▶ SHORT PROBLEM: Some lines of these records may hold the word "Aktywnych"; state how many, using only the number.

▶ LISTING:

** START **

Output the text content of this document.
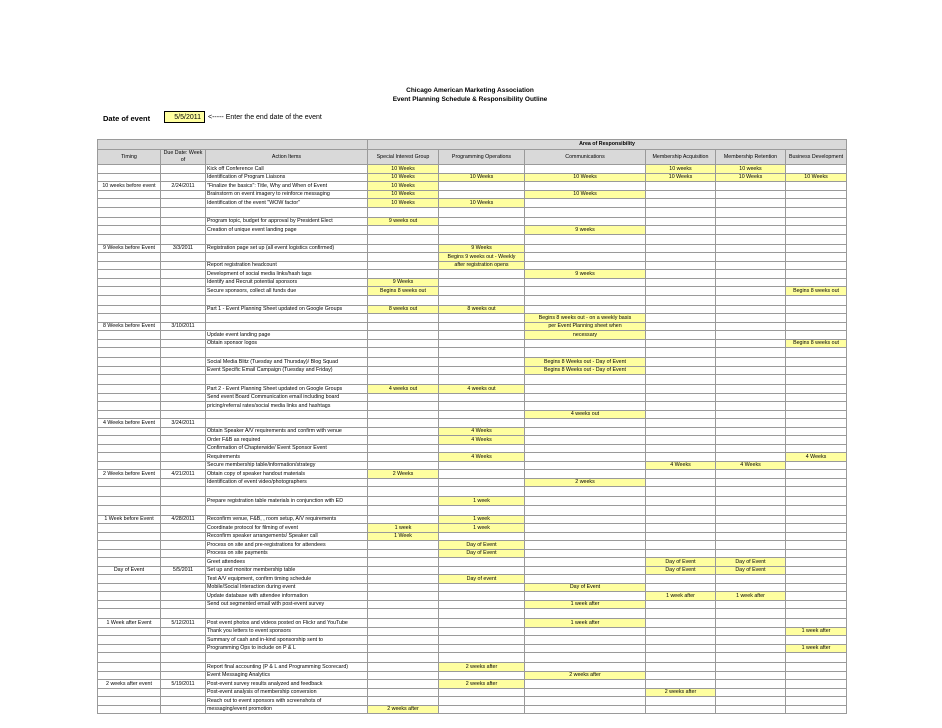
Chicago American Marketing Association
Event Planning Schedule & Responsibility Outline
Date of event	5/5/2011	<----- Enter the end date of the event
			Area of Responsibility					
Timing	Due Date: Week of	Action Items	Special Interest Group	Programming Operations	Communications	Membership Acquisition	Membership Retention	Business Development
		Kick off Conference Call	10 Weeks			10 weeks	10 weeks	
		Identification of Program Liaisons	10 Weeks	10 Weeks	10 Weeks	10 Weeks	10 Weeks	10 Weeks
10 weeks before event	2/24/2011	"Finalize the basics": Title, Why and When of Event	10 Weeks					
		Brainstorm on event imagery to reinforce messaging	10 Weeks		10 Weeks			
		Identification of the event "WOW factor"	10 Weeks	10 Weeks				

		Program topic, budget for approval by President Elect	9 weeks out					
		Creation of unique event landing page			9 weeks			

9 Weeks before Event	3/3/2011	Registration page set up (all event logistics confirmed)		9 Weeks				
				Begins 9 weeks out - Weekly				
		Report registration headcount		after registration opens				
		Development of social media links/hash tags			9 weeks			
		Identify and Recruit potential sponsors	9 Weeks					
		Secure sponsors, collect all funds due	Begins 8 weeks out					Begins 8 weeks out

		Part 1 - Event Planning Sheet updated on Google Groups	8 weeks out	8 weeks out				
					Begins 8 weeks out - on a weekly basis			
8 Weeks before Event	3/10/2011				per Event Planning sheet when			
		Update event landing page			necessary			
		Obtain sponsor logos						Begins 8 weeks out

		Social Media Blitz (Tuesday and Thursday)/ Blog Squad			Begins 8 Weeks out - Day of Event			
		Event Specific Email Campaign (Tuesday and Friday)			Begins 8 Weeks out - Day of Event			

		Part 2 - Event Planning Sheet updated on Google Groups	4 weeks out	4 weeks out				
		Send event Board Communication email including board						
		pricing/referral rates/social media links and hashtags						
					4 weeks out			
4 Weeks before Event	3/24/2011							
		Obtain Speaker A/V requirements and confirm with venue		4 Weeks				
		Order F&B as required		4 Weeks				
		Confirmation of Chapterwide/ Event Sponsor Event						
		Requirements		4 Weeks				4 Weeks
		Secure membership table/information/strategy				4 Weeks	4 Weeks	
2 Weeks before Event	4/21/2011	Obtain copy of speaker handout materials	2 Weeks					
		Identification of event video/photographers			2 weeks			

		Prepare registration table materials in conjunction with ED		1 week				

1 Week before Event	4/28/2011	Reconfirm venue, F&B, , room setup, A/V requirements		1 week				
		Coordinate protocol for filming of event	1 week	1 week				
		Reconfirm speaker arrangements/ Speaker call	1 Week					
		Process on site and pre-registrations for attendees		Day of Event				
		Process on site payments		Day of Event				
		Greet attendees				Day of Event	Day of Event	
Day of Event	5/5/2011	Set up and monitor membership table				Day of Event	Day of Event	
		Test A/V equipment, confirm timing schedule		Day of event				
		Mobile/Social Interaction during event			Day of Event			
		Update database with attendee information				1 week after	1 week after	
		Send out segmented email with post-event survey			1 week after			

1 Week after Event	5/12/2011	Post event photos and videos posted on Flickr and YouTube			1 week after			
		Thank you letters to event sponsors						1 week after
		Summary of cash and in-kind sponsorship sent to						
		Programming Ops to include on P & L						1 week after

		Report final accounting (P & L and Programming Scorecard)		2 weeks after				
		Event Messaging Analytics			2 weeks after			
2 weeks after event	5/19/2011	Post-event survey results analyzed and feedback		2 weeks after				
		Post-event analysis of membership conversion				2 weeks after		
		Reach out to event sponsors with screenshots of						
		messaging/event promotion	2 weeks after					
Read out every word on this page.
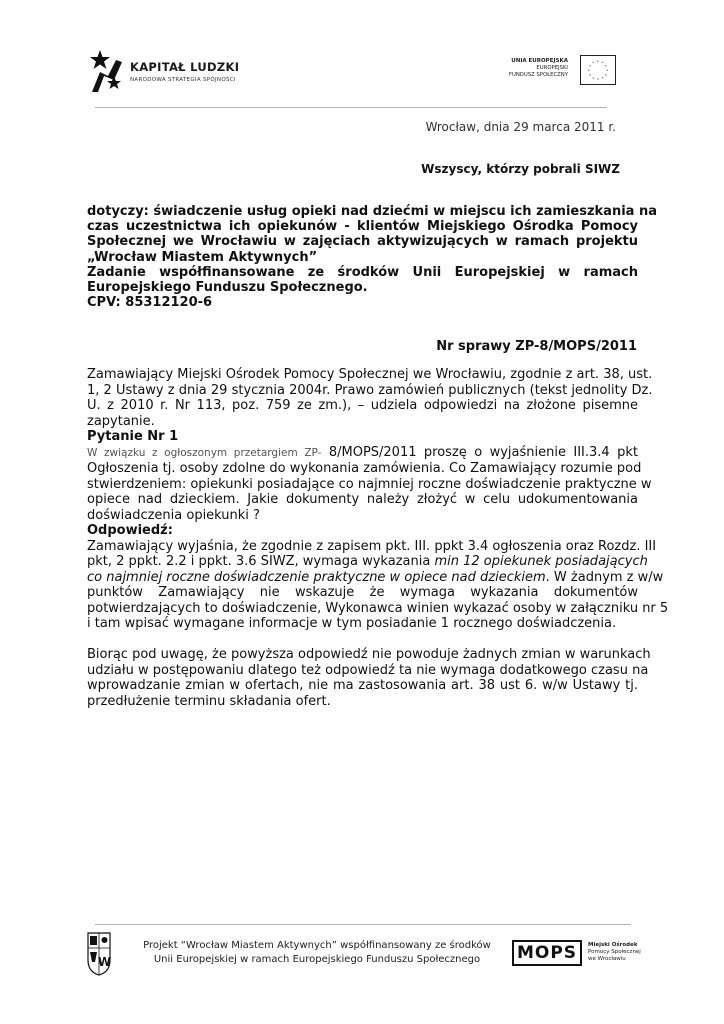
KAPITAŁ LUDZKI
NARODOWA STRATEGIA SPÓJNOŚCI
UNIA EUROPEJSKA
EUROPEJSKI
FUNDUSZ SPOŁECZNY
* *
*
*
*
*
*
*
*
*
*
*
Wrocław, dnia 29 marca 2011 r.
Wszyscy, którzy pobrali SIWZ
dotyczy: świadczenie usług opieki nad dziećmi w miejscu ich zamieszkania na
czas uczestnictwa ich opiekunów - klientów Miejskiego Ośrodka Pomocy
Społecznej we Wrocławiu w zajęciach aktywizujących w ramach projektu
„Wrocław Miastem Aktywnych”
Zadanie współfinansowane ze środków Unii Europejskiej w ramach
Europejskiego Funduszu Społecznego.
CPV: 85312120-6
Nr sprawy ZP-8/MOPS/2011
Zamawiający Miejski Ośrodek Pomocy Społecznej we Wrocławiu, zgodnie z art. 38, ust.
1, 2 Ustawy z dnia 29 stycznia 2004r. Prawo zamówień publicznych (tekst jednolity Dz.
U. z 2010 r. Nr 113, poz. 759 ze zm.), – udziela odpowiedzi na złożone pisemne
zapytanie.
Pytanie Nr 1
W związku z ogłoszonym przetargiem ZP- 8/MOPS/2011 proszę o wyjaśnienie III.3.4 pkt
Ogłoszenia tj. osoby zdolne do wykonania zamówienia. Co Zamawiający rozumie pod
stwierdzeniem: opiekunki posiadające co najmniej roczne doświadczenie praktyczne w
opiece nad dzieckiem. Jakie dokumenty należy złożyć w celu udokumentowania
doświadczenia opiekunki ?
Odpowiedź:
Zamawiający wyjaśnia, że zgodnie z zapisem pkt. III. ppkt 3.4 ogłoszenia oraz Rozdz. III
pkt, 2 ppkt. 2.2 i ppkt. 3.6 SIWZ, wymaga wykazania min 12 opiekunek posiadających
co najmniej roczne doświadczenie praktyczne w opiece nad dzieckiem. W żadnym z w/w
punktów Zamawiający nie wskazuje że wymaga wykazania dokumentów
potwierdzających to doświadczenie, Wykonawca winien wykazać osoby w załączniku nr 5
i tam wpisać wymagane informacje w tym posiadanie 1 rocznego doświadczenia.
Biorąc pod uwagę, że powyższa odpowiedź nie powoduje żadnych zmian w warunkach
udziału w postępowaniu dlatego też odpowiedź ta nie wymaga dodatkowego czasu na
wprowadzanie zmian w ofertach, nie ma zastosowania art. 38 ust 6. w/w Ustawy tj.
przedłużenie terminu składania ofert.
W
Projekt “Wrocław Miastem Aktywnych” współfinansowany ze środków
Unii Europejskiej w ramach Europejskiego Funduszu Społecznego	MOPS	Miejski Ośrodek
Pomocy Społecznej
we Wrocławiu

** END **

▶ ANSWER IN FULL: 2